▶ _Task statement_: How many lines in the data below contain the string "hero"? Matching is case-sensitive. Reply with the number alone.

▶ _Extracted data_:
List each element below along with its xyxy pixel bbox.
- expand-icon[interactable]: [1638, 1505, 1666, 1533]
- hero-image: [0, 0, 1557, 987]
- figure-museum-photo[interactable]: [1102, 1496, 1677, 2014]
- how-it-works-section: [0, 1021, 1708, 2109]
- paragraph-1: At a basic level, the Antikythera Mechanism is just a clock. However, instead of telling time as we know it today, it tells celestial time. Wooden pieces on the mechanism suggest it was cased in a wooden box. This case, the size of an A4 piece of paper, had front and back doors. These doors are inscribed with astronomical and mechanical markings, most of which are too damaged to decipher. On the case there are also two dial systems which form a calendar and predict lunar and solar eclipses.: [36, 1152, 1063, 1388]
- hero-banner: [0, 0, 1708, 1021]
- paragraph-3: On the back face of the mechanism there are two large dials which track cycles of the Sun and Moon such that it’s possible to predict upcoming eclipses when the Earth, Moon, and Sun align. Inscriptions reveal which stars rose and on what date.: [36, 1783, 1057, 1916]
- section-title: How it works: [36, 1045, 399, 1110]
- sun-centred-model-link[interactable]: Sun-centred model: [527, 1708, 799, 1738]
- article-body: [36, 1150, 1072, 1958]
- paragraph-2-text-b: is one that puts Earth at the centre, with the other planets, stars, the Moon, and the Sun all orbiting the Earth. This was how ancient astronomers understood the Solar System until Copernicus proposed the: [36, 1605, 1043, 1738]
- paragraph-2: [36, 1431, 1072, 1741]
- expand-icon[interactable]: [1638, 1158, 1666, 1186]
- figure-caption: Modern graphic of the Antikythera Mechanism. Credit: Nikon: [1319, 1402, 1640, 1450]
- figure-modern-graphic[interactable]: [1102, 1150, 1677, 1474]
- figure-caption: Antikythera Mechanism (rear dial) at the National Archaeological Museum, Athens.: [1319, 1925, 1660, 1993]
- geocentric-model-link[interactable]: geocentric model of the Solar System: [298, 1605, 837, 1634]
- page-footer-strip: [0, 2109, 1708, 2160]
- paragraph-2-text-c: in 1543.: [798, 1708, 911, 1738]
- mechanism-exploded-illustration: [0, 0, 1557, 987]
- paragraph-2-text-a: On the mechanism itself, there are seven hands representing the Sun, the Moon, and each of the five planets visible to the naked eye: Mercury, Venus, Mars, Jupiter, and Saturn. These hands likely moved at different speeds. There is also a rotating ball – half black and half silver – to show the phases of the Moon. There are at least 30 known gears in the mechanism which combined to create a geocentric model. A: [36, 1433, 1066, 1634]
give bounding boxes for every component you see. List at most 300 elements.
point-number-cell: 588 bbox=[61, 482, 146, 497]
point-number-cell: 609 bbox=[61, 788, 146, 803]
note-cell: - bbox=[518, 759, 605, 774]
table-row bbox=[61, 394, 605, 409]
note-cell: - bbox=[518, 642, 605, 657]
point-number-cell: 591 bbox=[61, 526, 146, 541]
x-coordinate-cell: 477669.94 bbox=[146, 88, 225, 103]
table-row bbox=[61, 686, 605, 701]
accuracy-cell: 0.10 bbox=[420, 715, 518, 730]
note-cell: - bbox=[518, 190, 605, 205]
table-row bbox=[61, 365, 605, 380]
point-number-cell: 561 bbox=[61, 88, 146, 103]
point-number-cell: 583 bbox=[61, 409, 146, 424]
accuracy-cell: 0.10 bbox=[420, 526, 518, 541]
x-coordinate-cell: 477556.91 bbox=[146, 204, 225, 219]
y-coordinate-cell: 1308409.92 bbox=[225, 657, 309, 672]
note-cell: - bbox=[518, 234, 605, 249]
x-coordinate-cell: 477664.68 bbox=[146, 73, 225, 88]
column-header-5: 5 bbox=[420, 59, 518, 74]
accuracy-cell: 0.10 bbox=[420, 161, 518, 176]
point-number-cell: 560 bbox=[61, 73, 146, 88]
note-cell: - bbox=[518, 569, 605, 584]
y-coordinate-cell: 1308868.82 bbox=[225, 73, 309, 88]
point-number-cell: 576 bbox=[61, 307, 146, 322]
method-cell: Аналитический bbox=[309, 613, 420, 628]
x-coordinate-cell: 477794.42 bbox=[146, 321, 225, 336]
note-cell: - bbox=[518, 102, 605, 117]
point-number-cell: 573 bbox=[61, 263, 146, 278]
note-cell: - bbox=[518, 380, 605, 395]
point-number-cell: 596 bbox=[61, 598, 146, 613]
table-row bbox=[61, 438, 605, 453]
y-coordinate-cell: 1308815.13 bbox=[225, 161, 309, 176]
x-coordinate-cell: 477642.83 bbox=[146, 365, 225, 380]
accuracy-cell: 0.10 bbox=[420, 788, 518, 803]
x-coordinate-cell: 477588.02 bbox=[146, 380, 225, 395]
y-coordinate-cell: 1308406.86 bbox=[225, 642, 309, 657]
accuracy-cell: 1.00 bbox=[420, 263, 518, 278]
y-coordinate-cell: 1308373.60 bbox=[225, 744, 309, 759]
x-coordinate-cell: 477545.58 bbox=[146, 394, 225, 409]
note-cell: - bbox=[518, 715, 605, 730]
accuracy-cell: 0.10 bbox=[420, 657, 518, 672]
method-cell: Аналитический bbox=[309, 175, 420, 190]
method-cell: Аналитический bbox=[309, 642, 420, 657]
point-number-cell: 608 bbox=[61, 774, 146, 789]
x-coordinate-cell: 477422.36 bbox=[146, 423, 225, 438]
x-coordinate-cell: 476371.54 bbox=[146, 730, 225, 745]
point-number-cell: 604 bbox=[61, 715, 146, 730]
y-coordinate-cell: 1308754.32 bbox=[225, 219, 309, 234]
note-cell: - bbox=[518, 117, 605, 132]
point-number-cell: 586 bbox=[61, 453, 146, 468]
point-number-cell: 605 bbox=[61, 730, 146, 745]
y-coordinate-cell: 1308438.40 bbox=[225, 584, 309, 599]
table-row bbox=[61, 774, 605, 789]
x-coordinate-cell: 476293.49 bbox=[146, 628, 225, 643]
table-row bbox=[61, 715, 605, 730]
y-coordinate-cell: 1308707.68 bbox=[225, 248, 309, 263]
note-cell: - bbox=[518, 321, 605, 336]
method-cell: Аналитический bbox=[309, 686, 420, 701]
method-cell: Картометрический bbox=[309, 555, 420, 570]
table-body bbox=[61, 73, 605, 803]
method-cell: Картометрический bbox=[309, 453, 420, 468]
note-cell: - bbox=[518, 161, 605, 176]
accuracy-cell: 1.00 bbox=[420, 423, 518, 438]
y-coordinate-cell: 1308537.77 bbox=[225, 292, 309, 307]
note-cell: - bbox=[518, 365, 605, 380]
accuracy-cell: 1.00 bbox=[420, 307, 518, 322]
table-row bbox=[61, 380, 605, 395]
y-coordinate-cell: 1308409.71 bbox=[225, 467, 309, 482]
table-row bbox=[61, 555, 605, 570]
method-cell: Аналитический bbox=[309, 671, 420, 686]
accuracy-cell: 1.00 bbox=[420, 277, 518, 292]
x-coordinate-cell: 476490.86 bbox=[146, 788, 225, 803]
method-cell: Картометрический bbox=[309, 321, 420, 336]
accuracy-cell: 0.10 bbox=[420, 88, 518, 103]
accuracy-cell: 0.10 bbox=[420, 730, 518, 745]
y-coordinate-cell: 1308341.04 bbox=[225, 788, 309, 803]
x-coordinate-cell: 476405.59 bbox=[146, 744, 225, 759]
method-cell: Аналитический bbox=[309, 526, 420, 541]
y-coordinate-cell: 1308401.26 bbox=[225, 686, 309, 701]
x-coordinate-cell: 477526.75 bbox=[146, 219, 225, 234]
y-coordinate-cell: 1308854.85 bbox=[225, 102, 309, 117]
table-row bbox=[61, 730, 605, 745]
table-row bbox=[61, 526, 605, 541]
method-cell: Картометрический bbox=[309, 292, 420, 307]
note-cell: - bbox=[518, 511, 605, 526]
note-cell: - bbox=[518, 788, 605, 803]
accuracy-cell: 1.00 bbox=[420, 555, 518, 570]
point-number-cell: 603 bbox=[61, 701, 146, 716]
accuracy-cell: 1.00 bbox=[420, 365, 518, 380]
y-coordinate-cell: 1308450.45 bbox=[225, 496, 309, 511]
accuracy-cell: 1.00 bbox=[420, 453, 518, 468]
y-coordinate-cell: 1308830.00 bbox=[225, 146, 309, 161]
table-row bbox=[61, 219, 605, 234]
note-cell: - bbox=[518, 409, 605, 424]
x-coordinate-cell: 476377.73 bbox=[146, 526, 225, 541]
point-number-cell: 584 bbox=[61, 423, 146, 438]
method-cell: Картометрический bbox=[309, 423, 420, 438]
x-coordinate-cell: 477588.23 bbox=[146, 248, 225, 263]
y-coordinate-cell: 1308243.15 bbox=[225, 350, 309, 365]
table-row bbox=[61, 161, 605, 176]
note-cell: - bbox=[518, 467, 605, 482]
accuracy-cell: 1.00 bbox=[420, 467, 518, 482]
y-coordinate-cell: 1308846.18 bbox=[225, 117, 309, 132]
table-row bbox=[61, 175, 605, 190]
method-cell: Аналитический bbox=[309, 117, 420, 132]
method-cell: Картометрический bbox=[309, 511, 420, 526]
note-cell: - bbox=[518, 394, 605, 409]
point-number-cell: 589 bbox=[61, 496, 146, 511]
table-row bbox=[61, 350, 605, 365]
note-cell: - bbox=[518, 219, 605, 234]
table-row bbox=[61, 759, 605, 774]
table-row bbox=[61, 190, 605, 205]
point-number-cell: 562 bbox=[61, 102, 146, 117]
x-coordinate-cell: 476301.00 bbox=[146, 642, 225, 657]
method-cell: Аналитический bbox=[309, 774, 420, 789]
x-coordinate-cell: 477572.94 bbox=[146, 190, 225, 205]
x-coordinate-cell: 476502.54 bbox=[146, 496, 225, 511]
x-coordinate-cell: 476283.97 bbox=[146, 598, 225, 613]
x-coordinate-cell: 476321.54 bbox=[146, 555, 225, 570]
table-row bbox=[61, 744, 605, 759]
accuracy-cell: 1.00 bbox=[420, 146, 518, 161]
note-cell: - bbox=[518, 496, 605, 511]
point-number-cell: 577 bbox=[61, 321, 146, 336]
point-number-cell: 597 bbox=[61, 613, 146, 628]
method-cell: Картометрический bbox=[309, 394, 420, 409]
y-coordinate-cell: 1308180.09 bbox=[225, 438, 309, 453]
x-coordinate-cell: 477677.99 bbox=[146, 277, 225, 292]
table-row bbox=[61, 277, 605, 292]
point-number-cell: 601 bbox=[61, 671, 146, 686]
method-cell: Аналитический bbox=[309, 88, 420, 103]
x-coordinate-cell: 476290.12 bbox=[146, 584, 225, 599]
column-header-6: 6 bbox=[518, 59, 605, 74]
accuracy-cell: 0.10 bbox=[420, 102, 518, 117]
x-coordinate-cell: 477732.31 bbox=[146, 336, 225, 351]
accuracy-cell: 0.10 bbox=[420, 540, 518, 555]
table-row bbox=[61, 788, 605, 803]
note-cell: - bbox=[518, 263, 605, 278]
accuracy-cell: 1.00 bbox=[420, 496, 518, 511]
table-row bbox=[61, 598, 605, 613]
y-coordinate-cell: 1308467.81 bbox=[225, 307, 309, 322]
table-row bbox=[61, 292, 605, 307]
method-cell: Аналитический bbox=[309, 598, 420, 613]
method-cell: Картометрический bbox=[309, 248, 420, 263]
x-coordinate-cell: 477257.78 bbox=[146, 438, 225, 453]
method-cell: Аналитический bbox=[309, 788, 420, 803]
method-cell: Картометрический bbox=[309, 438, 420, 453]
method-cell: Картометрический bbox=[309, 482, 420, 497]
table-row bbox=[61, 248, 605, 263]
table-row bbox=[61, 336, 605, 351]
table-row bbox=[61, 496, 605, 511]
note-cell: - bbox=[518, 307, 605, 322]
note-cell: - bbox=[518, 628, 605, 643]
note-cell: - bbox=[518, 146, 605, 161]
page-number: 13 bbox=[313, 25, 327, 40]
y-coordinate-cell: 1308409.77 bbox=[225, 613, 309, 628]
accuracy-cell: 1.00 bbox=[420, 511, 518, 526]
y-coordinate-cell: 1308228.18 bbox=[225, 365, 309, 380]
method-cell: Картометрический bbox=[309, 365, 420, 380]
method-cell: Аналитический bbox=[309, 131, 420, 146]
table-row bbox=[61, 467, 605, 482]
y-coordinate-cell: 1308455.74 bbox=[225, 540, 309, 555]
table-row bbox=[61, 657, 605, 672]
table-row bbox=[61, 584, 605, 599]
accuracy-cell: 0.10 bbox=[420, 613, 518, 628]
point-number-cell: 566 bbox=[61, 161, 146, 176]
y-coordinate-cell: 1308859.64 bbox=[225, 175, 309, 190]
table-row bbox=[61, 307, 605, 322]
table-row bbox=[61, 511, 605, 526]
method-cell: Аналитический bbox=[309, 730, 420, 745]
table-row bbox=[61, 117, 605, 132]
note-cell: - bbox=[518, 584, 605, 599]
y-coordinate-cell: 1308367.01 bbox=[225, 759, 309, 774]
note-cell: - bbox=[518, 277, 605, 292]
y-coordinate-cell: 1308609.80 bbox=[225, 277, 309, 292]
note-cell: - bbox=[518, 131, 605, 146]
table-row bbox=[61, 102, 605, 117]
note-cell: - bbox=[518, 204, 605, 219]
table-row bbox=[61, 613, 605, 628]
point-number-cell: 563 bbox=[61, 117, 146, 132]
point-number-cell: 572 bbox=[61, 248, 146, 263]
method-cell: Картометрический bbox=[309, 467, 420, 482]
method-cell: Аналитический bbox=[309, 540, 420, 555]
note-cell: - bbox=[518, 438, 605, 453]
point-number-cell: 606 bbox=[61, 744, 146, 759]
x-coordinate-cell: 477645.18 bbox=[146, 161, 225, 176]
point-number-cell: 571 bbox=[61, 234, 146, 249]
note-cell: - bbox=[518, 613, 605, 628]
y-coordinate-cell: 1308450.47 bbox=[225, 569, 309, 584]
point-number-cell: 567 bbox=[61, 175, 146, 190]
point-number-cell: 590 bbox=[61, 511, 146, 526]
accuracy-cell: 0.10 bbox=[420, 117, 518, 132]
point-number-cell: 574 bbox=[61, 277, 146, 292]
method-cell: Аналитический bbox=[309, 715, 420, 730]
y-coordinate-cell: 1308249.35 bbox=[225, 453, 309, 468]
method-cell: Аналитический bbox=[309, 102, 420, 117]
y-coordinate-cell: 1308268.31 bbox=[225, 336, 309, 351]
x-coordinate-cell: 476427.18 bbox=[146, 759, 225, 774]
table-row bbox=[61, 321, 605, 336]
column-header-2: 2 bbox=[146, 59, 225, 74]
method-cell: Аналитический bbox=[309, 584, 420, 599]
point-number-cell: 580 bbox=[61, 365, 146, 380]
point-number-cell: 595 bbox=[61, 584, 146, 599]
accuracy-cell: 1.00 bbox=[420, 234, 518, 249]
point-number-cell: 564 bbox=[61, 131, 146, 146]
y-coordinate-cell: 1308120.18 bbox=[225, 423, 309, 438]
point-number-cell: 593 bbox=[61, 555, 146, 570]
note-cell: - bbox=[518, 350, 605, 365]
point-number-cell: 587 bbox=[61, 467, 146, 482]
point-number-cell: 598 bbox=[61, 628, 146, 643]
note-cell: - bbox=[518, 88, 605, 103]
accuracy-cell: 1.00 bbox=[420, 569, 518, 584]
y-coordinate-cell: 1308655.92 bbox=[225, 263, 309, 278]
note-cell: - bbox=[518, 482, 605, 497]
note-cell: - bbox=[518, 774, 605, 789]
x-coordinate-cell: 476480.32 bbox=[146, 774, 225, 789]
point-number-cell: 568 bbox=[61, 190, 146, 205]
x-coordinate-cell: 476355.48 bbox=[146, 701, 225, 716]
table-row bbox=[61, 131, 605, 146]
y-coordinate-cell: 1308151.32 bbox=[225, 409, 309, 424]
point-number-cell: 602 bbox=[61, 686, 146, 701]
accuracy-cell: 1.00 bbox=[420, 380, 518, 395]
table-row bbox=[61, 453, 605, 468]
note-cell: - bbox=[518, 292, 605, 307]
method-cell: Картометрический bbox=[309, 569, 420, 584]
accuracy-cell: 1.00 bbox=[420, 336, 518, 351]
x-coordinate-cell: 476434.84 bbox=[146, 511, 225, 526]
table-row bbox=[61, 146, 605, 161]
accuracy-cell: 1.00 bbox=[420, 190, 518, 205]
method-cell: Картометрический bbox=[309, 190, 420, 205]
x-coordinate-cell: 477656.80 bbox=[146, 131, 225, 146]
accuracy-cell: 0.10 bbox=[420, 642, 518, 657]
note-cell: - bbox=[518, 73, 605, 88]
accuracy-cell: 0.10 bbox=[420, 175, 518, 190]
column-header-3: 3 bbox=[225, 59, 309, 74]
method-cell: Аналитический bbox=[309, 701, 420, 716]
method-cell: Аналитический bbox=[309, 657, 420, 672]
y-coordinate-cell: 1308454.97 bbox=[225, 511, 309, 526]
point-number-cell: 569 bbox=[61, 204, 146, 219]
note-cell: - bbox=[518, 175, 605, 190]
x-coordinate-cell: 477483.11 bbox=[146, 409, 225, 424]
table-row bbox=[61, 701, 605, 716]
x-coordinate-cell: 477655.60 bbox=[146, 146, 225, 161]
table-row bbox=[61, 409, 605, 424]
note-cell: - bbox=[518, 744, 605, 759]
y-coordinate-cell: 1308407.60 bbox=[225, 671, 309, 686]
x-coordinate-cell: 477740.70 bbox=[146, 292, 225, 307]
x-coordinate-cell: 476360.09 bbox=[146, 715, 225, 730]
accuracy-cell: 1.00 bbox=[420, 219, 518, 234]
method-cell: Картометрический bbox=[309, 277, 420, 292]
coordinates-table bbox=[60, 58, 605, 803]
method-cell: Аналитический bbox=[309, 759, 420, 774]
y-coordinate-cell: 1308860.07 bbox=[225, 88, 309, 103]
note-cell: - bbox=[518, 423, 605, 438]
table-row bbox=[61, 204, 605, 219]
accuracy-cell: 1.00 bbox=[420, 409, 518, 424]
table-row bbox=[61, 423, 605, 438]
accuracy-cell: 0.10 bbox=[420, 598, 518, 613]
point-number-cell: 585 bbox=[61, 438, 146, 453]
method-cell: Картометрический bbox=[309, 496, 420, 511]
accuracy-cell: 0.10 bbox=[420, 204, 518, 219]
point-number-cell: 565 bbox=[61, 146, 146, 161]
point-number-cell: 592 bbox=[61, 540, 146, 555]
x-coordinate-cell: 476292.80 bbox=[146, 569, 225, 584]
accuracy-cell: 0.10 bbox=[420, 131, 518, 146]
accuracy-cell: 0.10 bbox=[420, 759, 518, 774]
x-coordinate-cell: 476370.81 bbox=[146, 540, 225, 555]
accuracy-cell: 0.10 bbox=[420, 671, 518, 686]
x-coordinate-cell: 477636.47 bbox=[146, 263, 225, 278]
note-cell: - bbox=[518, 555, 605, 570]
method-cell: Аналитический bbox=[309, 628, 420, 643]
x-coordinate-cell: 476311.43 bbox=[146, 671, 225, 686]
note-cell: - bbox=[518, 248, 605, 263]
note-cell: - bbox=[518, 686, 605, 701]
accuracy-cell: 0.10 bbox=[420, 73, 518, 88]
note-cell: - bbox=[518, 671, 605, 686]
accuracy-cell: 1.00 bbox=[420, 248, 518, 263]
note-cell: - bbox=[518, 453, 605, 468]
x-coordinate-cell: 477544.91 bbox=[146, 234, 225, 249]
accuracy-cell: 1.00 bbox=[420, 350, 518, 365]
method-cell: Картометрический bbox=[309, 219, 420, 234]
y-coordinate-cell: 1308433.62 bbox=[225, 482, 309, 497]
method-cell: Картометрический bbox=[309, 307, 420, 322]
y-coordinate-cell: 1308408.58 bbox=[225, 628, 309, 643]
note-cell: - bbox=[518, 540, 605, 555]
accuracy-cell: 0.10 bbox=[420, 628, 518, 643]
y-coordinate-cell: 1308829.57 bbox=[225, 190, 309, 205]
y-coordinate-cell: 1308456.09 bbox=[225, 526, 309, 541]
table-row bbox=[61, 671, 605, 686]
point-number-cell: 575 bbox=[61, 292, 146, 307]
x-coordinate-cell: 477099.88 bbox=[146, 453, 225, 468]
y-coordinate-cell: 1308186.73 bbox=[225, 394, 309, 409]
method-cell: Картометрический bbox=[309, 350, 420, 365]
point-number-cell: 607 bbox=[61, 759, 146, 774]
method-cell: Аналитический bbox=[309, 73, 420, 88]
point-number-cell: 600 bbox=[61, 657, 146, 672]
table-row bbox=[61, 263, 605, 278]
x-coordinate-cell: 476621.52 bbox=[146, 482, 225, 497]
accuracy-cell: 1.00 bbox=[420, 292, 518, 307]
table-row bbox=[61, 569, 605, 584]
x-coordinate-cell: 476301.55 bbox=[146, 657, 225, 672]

▶ _Solution to this problem_: 2